** Start Data listing **

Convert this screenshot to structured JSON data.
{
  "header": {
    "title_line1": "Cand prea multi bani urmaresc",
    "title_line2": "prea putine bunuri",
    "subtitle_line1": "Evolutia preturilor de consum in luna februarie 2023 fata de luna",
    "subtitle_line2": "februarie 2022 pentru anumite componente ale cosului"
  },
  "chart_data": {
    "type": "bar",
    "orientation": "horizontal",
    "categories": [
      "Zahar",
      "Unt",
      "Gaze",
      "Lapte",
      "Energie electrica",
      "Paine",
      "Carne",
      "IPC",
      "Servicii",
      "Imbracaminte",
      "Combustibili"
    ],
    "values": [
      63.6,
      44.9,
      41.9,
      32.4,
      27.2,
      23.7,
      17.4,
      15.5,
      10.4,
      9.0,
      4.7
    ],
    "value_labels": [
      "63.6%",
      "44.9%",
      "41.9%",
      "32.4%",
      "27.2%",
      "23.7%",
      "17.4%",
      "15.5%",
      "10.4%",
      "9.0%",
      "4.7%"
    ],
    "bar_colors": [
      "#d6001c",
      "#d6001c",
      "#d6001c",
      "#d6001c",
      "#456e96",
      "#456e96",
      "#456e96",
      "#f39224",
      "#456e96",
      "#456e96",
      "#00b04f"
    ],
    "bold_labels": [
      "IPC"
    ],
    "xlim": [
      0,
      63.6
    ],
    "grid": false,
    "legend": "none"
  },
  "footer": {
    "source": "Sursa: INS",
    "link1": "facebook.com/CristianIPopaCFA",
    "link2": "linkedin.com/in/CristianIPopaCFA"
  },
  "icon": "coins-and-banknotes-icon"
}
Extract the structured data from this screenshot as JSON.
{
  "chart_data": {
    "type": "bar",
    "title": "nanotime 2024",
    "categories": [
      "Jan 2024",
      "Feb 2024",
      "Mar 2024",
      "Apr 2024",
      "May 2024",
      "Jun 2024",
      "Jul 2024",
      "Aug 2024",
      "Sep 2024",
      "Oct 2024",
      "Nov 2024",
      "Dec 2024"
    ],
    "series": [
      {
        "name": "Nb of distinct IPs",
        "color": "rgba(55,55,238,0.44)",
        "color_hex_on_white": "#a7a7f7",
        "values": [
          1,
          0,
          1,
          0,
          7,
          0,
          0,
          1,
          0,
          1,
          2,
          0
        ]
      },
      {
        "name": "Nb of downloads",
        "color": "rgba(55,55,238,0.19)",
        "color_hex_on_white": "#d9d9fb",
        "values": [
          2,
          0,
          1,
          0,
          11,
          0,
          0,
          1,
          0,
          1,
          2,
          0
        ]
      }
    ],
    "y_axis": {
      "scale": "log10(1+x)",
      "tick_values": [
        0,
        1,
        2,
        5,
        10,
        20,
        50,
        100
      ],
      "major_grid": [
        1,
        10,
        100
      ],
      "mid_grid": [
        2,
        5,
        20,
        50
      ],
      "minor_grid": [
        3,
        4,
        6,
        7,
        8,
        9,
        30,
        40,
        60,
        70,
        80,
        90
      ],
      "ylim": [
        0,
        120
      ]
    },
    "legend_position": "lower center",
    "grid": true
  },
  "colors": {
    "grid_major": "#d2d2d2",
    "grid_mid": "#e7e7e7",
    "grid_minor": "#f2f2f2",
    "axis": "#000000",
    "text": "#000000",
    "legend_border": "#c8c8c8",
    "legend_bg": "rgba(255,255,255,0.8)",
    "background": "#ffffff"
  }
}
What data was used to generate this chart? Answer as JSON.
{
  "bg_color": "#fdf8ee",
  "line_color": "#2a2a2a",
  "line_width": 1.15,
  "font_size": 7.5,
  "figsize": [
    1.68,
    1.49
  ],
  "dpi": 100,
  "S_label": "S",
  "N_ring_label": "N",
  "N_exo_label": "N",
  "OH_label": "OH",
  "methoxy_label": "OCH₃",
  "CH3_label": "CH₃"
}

** End Data listing **

• **Work to be completed**:
Every record shown above must be echoed exactly.

• **Solved problem**:
Convert this screenshot to structured JSON data.
{
  "header": {
    "title_line1": "Cand prea multi bani urmaresc",
    "title_line2": "prea putine bunuri",
    "subtitle_line1": "Evolutia preturilor de consum in luna februarie 2023 fata de luna",
    "subtitle_line2": "februarie 2022 pentru anumite componente ale cosului"
  },
  "chart_data": {
    "type": "bar",
    "orientation": "horizontal",
    "categories": [
      "Zahar",
      "Unt",
      "Gaze",
      "Lapte",
      "Energie electrica",
      "Paine",
      "Carne",
      "IPC",
      "Servicii",
      "Imbracaminte",
      "Combustibili"
    ],
    "values": [
      63.6,
      44.9,
      41.9,
      32.4,
      27.2,
      23.7,
      17.4,
      15.5,
      10.4,
      9.0,
      4.7
    ],
    "value_labels": [
      "63.6%",
      "44.9%",
      "41.9%",
      "32.4%",
      "27.2%",
      "23.7%",
      "17.4%",
      "15.5%",
      "10.4%",
      "9.0%",
      "4.7%"
    ],
    "bar_colors": [
      "#d6001c",
      "#d6001c",
      "#d6001c",
      "#d6001c",
      "#456e96",
      "#456e96",
      "#456e96",
      "#f39224",
      "#456e96",
      "#456e96",
      "#00b04f"
    ],
    "bold_labels": [
      "IPC"
    ],
    "xlim": [
      0,
      63.6
    ],
    "grid": false,
    "legend": "none"
  },
  "footer": {
    "source": "Sursa: INS",
    "link1": "facebook.com/CristianIPopaCFA",
    "link2": "linkedin.com/in/CristianIPopaCFA"
  },
  "icon": "coins-and-banknotes-icon"
}
Extract the structured data from this screenshot as JSON.
{
  "chart_data": {
    "type": "bar",
    "title": "nanotime 2024",
    "categories": [
      "Jan 2024",
      "Feb 2024",
      "Mar 2024",
      "Apr 2024",
      "May 2024",
      "Jun 2024",
      "Jul 2024",
      "Aug 2024",
      "Sep 2024",
      "Oct 2024",
      "Nov 2024",
      "Dec 2024"
    ],
    "series": [
      {
        "name": "Nb of distinct IPs",
        "color": "rgba(55,55,238,0.44)",
        "color_hex_on_white": "#a7a7f7",
        "values": [
          1,
          0,
          1,
          0,
          7,
          0,
          0,
          1,
          0,
          1,
          2,
          0
        ]
      },
      {
        "name": "Nb of downloads",
        "color": "rgba(55,55,238,0.19)",
        "color_hex_on_white": "#d9d9fb",
        "values": [
          2,
          0,
          1,
          0,
          11,
          0,
          0,
          1,
          0,
          1,
          2,
          0
        ]
      }
    ],
    "y_axis": {
      "scale": "log10(1+x)",
      "tick_values": [
        0,
        1,
        2,
        5,
        10,
        20,
        50,
        100
      ],
      "major_grid": [
        1,
        10,
        100
      ],
      "mid_grid": [
        2,
        5,
        20,
        50
      ],
      "minor_grid": [
        3,
        4,
        6,
        7,
        8,
        9,
        30,
        40,
        60,
        70,
        80,
        90
      ],
      "ylim": [
        0,
        120
      ]
    },
    "legend_position": "lower center",
    "grid": true
  },
  "colors": {
    "grid_major": "#d2d2d2",
    "grid_mid": "#e7e7e7",
    "grid_minor": "#f2f2f2",
    "axis": "#000000",
    "text": "#000000",
    "legend_border": "#c8c8c8",
    "legend_bg": "rgba(255,255,255,0.8)",
    "background": "#ffffff"
  }
}
What data was used to generate this chart? Answer as JSON.
{
  "bg_color": "#fdf8ee",
  "line_color": "#2a2a2a",
  "line_width": 1.15,
  "font_size": 7.5,
  "figsize": [
    1.68,
    1.49
  ],
  "dpi": 100,
  "S_label": "S",
  "N_ring_label": "N",
  "N_exo_label": "N",
  "OH_label": "OH",
  "methoxy_label": "OCH₃",
  "CH3_label": "CH₃"
}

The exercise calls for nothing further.